• _To be done_: Repeat each entry as written, dropping any picture you find.

Items listed in a dataset:
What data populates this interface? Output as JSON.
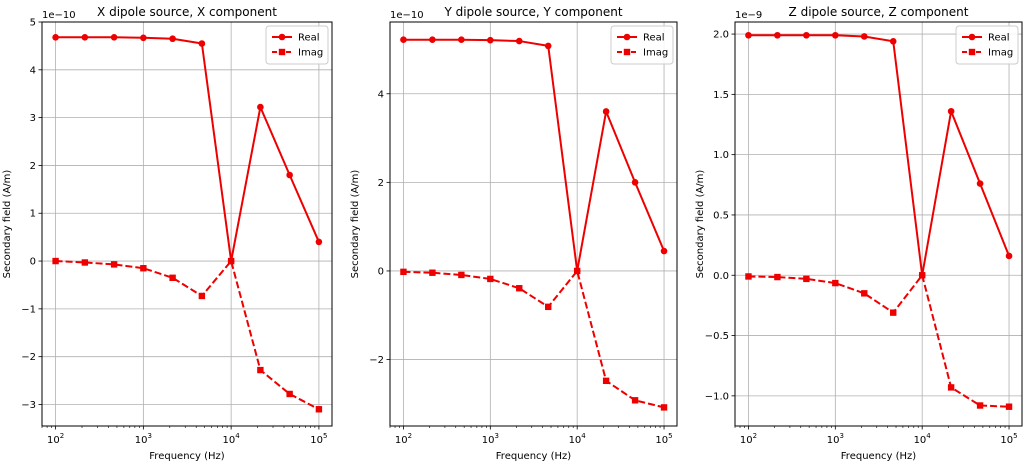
{
  "chart_data": [
    {
      "type": "line",
      "title": "X dipole source, X component",
      "xlabel": "Frequency (Hz)",
      "ylabel": "Secondary field (A/m)",
      "xscale": "log",
      "xlim": [
        70,
        141000
      ],
      "ylim": [
        -3.45,
        5.0
      ],
      "y_multiplier_label": "1e−10",
      "xtick_labels": [
        {
          "base": "10",
          "exp": "2"
        },
        {
          "base": "10",
          "exp": "3"
        },
        {
          "base": "10",
          "exp": "4"
        },
        {
          "base": "10",
          "exp": "5"
        }
      ],
      "ytick_values": [
        -3,
        -2,
        -1,
        0,
        1,
        2,
        3,
        4,
        5
      ],
      "ytick_labels": [
        "−3",
        "−2",
        "−1",
        "0",
        "1",
        "2",
        "3",
        "4",
        "5"
      ],
      "grid": true,
      "legend_position": "top-right",
      "x": [
        100,
        215.4,
        464.2,
        1000,
        2154,
        4642,
        10000,
        21540,
        46420,
        100000
      ],
      "series": [
        {
          "name": "Real",
          "style": "solid",
          "marker": "circle",
          "color": "#ee0000",
          "values": [
            4.68,
            4.68,
            4.68,
            4.67,
            4.65,
            4.55,
            0.0,
            3.22,
            1.8,
            0.4
          ]
        },
        {
          "name": "Imag",
          "style": "dashed",
          "marker": "square",
          "color": "#ee0000",
          "values": [
            0.0,
            -0.03,
            -0.07,
            -0.15,
            -0.35,
            -0.73,
            0.0,
            -2.28,
            -2.78,
            -3.1
          ]
        }
      ]
    },
    {
      "type": "line",
      "title": "Y dipole source, Y component",
      "xlabel": "Frequency (Hz)",
      "ylabel": "Secondary field (A/m)",
      "xscale": "log",
      "xlim": [
        70,
        141000
      ],
      "ylim": [
        -3.5,
        5.62
      ],
      "y_multiplier_label": "1e−10",
      "xtick_labels": [
        {
          "base": "10",
          "exp": "2"
        },
        {
          "base": "10",
          "exp": "3"
        },
        {
          "base": "10",
          "exp": "4"
        },
        {
          "base": "10",
          "exp": "5"
        }
      ],
      "ytick_values": [
        -2,
        0,
        2,
        4
      ],
      "ytick_labels": [
        "−2",
        "0",
        "2",
        "4"
      ],
      "grid": true,
      "legend_position": "top-right",
      "x": [
        100,
        215.4,
        464.2,
        1000,
        2154,
        4642,
        10000,
        21540,
        46420,
        100000
      ],
      "series": [
        {
          "name": "Real",
          "style": "solid",
          "marker": "circle",
          "color": "#ee0000",
          "values": [
            5.22,
            5.22,
            5.22,
            5.21,
            5.19,
            5.08,
            0.0,
            3.6,
            2.0,
            0.45
          ]
        },
        {
          "name": "Imag",
          "style": "dashed",
          "marker": "square",
          "color": "#ee0000",
          "values": [
            -0.02,
            -0.04,
            -0.09,
            -0.18,
            -0.39,
            -0.81,
            0.0,
            -2.48,
            -2.92,
            -3.08
          ]
        }
      ]
    },
    {
      "type": "line",
      "title": "Z dipole source, Z component",
      "xlabel": "Frequency (Hz)",
      "ylabel": "Secondary field (A/m)",
      "xscale": "log",
      "xlim": [
        70,
        141000
      ],
      "ylim": [
        -1.25,
        2.1
      ],
      "y_multiplier_label": "1e−9",
      "xtick_labels": [
        {
          "base": "10",
          "exp": "2"
        },
        {
          "base": "10",
          "exp": "3"
        },
        {
          "base": "10",
          "exp": "4"
        },
        {
          "base": "10",
          "exp": "5"
        }
      ],
      "ytick_values": [
        -1.0,
        -0.5,
        0.0,
        0.5,
        1.0,
        1.5,
        2.0
      ],
      "ytick_labels": [
        "−1.0",
        "−0.5",
        "0.0",
        "0.5",
        "1.0",
        "1.5",
        "2.0"
      ],
      "grid": true,
      "legend_position": "top-right",
      "x": [
        100,
        215.4,
        464.2,
        1000,
        2154,
        4642,
        10000,
        21540,
        46420,
        100000
      ],
      "series": [
        {
          "name": "Real",
          "style": "solid",
          "marker": "circle",
          "color": "#ee0000",
          "values": [
            1.99,
            1.99,
            1.99,
            1.99,
            1.98,
            1.94,
            0.0,
            1.36,
            0.76,
            0.16
          ]
        },
        {
          "name": "Imag",
          "style": "dashed",
          "marker": "square",
          "color": "#ee0000",
          "values": [
            -0.01,
            -0.015,
            -0.03,
            -0.065,
            -0.15,
            -0.31,
            0.0,
            -0.93,
            -1.08,
            -1.09
          ]
        }
      ]
    }
  ]
}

• _Response_:
What data populates this interface? Output as JSON.
{
  "chart_data": [
    {
      "type": "line",
      "title": "X dipole source, X component",
      "xlabel": "Frequency (Hz)",
      "ylabel": "Secondary field (A/m)",
      "xscale": "log",
      "xlim": [
        70,
        141000
      ],
      "ylim": [
        -3.45,
        5.0
      ],
      "y_multiplier_label": "1e−10",
      "xtick_labels": [
        {
          "base": "10",
          "exp": "2"
        },
        {
          "base": "10",
          "exp": "3"
        },
        {
          "base": "10",
          "exp": "4"
        },
        {
          "base": "10",
          "exp": "5"
        }
      ],
      "ytick_values": [
        -3,
        -2,
        -1,
        0,
        1,
        2,
        3,
        4,
        5
      ],
      "ytick_labels": [
        "−3",
        "−2",
        "−1",
        "0",
        "1",
        "2",
        "3",
        "4",
        "5"
      ],
      "grid": true,
      "legend_position": "top-right",
      "x": [
        100,
        215.4,
        464.2,
        1000,
        2154,
        4642,
        10000,
        21540,
        46420,
        100000
      ],
      "series": [
        {
          "name": "Real",
          "style": "solid",
          "marker": "circle",
          "color": "#ee0000",
          "values": [
            4.68,
            4.68,
            4.68,
            4.67,
            4.65,
            4.55,
            0.0,
            3.22,
            1.8,
            0.4
          ]
        },
        {
          "name": "Imag",
          "style": "dashed",
          "marker": "square",
          "color": "#ee0000",
          "values": [
            0.0,
            -0.03,
            -0.07,
            -0.15,
            -0.35,
            -0.73,
            0.0,
            -2.28,
            -2.78,
            -3.1
          ]
        }
      ]
    },
    {
      "type": "line",
      "title": "Y dipole source, Y component",
      "xlabel": "Frequency (Hz)",
      "ylabel": "Secondary field (A/m)",
      "xscale": "log",
      "xlim": [
        70,
        141000
      ],
      "ylim": [
        -3.5,
        5.62
      ],
      "y_multiplier_label": "1e−10",
      "xtick_labels": [
        {
          "base": "10",
          "exp": "2"
        },
        {
          "base": "10",
          "exp": "3"
        },
        {
          "base": "10",
          "exp": "4"
        },
        {
          "base": "10",
          "exp": "5"
        }
      ],
      "ytick_values": [
        -2,
        0,
        2,
        4
      ],
      "ytick_labels": [
        "−2",
        "0",
        "2",
        "4"
      ],
      "grid": true,
      "legend_position": "top-right",
      "x": [
        100,
        215.4,
        464.2,
        1000,
        2154,
        4642,
        10000,
        21540,
        46420,
        100000
      ],
      "series": [
        {
          "name": "Real",
          "style": "solid",
          "marker": "circle",
          "color": "#ee0000",
          "values": [
            5.22,
            5.22,
            5.22,
            5.21,
            5.19,
            5.08,
            0.0,
            3.6,
            2.0,
            0.45
          ]
        },
        {
          "name": "Imag",
          "style": "dashed",
          "marker": "square",
          "color": "#ee0000",
          "values": [
            -0.02,
            -0.04,
            -0.09,
            -0.18,
            -0.39,
            -0.81,
            0.0,
            -2.48,
            -2.92,
            -3.08
          ]
        }
      ]
    },
    {
      "type": "line",
      "title": "Z dipole source, Z component",
      "xlabel": "Frequency (Hz)",
      "ylabel": "Secondary field (A/m)",
      "xscale": "log",
      "xlim": [
        70,
        141000
      ],
      "ylim": [
        -1.25,
        2.1
      ],
      "y_multiplier_label": "1e−9",
      "xtick_labels": [
        {
          "base": "10",
          "exp": "2"
        },
        {
          "base": "10",
          "exp": "3"
        },
        {
          "base": "10",
          "exp": "4"
        },
        {
          "base": "10",
          "exp": "5"
        }
      ],
      "ytick_values": [
        -1.0,
        -0.5,
        0.0,
        0.5,
        1.0,
        1.5,
        2.0
      ],
      "ytick_labels": [
        "−1.0",
        "−0.5",
        "0.0",
        "0.5",
        "1.0",
        "1.5",
        "2.0"
      ],
      "grid": true,
      "legend_position": "top-right",
      "x": [
        100,
        215.4,
        464.2,
        1000,
        2154,
        4642,
        10000,
        21540,
        46420,
        100000
      ],
      "series": [
        {
          "name": "Real",
          "style": "solid",
          "marker": "circle",
          "color": "#ee0000",
          "values": [
            1.99,
            1.99,
            1.99,
            1.99,
            1.98,
            1.94,
            0.0,
            1.36,
            0.76,
            0.16
          ]
        },
        {
          "name": "Imag",
          "style": "dashed",
          "marker": "square",
          "color": "#ee0000",
          "values": [
            -0.01,
            -0.015,
            -0.03,
            -0.065,
            -0.15,
            -0.31,
            0.0,
            -0.93,
            -1.08,
            -1.09
          ]
        }
      ]
    }
  ]
}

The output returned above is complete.